Your instructions: Retype exactly the lines from the line with "Transcribe the text in this document." to the end of the data, keeping both boundary lines.
— BEGIN Exercise materials —
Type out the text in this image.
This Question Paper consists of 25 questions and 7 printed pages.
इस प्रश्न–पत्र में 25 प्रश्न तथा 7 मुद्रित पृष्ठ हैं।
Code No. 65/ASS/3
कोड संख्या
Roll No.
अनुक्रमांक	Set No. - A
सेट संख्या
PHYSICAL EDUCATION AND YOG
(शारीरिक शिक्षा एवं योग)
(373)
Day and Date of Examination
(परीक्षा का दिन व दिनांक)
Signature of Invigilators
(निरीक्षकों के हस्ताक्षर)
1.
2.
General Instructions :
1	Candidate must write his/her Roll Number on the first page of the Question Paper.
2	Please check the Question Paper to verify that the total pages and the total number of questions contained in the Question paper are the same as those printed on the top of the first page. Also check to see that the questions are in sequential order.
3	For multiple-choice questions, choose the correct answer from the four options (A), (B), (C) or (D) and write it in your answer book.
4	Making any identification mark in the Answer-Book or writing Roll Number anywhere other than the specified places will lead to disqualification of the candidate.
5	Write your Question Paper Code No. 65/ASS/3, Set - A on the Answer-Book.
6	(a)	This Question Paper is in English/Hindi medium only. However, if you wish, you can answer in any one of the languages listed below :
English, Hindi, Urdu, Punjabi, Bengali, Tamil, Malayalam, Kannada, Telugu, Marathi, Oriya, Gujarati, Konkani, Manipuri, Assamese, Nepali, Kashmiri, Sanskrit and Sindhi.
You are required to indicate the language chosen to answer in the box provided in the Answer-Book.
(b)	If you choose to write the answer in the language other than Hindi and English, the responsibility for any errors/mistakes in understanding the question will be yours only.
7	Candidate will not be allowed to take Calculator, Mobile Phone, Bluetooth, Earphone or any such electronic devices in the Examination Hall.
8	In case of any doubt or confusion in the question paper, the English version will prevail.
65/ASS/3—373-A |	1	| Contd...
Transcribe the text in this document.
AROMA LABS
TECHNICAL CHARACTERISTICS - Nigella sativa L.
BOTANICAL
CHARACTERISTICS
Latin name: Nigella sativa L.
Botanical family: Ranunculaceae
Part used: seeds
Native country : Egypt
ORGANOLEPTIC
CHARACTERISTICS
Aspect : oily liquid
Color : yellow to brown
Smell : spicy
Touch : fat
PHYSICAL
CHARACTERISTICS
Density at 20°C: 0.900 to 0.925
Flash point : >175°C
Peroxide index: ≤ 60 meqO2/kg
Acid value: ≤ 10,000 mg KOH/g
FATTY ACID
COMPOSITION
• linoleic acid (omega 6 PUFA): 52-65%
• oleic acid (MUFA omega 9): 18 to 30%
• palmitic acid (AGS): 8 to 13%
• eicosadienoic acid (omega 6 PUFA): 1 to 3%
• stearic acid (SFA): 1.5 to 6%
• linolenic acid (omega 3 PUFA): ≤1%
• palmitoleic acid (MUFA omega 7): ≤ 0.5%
— END Exercise materials —
Answer to the problem:
Transcribe the text in this document.
AROMA LABS
TECHNICAL CHARACTERISTICS - Nigella sativa L.
BOTANICAL
CHARACTERISTICS
Latin name: Nigella sativa L.
Botanical family: Ranunculaceae
Part used: seeds
Native country : Egypt
ORGANOLEPTIC
CHARACTERISTICS
Aspect : oily liquid
Color : yellow to brown
Smell : spicy
Touch : fat
PHYSICAL
CHARACTERISTICS
Density at 20°C: 0.900 to 0.925
Flash point : >175°C
Peroxide index: ≤ 60 meqO2/kg
Acid value: ≤ 10,000 mg KOH/g
FATTY ACID
COMPOSITION
• linoleic acid (omega 6 PUFA): 52-65%
• oleic acid (MUFA omega 9): 18 to 30%
• palmitic acid (AGS): 8 to 13%
• eicosadienoic acid (omega 6 PUFA): 1 to 3%
• stearic acid (SFA): 1.5 to 6%
• linolenic acid (omega 3 PUFA): ≤1%
• palmitoleic acid (MUFA omega 7): ≤ 0.5%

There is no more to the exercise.